[Start Data]

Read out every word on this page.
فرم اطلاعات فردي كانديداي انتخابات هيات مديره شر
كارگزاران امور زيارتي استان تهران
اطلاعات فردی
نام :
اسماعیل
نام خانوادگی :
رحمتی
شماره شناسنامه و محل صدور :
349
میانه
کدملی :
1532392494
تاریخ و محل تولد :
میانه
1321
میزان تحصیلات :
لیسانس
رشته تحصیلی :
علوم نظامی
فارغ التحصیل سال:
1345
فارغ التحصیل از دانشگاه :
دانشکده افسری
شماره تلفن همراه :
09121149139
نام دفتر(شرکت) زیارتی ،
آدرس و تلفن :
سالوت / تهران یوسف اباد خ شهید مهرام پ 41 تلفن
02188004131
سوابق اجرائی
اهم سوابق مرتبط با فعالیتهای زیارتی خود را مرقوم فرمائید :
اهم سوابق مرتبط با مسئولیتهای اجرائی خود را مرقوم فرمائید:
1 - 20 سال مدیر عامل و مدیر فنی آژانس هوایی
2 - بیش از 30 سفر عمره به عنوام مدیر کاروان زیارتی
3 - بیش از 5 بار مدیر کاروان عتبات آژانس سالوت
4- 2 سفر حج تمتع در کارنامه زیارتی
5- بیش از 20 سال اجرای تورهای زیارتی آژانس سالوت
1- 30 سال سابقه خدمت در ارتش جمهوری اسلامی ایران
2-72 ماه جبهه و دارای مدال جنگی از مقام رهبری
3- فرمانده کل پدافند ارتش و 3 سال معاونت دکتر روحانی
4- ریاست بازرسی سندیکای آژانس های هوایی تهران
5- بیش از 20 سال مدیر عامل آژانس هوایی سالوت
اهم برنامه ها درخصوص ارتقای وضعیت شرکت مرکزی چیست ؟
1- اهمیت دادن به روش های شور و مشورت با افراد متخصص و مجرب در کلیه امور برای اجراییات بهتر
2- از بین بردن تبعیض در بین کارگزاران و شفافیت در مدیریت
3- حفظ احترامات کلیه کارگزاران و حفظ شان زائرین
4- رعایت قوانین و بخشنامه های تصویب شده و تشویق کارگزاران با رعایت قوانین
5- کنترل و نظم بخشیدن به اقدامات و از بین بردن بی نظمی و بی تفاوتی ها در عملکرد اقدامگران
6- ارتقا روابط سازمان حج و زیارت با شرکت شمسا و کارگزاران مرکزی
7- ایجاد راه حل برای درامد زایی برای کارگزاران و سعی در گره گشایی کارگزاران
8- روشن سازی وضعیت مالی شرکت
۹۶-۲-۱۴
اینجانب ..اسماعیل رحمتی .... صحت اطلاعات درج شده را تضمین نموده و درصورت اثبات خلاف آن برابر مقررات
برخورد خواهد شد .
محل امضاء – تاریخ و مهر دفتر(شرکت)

[End Data]

* **Directive**: From the entries above, select each line containing the string "بردن".

* **Exercise output**:
2- از بین بردن تبعیض در بین کارگزاران و شفافیت در مدیریت
5- کنترل و نظم بخشیدن به اقدامات و از بین بردن بی نظمی و بی تفاوتی ها در عملکرد اقدامگران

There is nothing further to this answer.